- Problem requirements:
Lines containing the word "heading" are the ones to copy from the records below.

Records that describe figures
◇ ◇ ◇
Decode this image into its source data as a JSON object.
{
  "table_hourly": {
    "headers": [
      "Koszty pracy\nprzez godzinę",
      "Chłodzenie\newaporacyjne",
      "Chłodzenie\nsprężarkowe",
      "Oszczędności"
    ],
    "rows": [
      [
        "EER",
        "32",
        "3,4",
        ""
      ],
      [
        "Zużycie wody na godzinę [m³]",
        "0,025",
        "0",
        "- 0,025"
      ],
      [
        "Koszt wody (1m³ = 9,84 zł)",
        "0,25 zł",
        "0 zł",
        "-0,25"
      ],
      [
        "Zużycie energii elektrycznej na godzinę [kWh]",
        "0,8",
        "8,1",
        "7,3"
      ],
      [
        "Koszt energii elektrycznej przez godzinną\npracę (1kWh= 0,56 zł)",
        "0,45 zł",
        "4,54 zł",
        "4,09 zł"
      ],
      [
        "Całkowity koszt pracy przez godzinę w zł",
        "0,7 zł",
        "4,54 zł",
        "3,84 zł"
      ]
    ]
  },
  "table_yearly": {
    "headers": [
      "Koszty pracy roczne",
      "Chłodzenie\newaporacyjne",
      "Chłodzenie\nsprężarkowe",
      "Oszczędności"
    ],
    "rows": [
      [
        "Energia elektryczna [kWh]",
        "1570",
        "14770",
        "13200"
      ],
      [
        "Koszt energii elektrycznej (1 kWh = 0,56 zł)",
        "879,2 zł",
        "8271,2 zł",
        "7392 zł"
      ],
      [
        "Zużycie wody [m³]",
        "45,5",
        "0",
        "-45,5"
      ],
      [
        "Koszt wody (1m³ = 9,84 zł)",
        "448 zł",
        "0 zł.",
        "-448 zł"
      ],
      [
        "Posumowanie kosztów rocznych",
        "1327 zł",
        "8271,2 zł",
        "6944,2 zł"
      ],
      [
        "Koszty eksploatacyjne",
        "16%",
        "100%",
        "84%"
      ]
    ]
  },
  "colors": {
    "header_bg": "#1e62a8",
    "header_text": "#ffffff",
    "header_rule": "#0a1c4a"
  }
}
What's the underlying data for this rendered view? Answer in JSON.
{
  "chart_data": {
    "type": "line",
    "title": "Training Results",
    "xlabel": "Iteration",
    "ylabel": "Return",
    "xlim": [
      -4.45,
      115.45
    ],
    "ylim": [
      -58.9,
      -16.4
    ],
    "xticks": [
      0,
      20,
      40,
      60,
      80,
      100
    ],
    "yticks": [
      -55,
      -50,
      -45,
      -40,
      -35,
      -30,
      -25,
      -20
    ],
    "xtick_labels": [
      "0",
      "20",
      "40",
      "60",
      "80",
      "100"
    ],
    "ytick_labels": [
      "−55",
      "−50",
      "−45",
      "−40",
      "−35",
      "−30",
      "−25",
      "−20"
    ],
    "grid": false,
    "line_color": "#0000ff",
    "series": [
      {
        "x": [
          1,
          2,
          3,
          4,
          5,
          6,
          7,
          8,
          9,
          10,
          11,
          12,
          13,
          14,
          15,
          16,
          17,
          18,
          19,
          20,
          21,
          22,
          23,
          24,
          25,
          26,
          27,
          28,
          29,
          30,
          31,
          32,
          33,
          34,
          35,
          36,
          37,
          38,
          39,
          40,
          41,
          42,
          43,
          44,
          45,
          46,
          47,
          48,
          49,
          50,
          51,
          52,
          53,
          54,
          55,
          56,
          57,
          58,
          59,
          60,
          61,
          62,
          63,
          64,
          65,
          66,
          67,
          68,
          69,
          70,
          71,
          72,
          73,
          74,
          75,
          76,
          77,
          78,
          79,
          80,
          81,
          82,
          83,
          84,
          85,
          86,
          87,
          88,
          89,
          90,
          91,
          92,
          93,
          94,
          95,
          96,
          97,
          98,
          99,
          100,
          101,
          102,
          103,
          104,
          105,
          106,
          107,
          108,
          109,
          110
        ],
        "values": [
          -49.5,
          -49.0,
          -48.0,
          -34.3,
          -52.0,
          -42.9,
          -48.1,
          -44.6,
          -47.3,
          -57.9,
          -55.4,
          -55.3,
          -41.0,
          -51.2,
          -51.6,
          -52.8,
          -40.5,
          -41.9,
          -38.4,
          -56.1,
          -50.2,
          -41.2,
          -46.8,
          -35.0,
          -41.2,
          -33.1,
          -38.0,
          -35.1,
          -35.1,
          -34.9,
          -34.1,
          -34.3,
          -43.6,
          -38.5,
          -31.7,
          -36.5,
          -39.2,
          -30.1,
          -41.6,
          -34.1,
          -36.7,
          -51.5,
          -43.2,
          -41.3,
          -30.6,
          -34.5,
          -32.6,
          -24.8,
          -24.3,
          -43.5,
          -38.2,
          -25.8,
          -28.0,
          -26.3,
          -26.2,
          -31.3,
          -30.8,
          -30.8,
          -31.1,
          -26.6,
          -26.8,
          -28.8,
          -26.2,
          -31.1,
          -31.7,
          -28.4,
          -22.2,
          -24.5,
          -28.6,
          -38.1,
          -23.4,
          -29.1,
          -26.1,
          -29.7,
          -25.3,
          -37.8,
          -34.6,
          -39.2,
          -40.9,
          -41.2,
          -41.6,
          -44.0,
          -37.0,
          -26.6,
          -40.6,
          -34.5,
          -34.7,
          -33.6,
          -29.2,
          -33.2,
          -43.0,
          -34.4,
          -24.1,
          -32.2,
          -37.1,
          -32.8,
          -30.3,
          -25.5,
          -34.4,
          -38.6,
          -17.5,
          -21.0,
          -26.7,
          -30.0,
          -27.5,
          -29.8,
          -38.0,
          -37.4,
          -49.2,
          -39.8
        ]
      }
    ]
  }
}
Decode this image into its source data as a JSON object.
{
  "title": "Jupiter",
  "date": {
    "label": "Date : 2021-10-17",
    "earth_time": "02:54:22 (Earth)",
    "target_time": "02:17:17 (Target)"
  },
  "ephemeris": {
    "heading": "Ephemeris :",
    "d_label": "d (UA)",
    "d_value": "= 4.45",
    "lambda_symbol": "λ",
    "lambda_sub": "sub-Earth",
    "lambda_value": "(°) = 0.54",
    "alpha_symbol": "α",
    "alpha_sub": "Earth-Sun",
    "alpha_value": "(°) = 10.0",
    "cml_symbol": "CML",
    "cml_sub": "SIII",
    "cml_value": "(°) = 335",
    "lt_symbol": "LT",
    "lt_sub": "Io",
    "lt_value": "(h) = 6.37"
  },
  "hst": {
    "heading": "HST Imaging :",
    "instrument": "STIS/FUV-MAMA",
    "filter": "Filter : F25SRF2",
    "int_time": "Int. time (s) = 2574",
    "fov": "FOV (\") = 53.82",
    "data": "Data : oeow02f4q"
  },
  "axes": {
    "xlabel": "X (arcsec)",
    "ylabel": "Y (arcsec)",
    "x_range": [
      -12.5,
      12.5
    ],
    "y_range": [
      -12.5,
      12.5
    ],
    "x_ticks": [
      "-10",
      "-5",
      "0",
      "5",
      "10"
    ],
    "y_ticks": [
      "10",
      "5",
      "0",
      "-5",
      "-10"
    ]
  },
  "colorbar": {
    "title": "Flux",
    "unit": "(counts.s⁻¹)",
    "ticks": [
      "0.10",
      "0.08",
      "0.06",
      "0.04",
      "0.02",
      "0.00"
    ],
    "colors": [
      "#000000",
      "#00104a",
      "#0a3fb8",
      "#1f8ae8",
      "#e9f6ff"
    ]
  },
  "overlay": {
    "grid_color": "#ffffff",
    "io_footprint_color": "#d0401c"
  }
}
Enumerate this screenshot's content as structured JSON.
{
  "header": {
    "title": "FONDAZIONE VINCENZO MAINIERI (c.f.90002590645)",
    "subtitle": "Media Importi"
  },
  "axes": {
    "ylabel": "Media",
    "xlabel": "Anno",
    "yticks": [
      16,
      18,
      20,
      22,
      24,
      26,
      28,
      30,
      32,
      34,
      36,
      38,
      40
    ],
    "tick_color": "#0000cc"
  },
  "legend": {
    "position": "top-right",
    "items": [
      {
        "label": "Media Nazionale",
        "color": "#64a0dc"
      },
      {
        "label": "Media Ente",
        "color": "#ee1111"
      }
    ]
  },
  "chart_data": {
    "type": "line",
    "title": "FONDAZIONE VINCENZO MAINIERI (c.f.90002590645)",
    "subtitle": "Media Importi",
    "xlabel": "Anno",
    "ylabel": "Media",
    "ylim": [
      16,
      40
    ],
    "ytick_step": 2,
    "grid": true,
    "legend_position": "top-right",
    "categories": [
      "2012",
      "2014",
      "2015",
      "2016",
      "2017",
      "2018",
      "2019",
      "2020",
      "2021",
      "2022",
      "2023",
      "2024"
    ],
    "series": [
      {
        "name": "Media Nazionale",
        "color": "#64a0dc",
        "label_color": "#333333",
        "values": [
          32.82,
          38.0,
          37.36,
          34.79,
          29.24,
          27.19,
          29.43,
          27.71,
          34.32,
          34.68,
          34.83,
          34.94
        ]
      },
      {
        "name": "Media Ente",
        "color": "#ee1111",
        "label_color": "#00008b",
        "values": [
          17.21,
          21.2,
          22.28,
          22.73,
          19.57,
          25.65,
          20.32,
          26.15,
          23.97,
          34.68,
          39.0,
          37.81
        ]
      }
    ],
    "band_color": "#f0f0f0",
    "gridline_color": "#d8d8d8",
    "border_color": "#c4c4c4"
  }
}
◇ ◇ ◇
- Written solution:
    "heading": "Ephemeris :",
    "heading": "HST Imaging :",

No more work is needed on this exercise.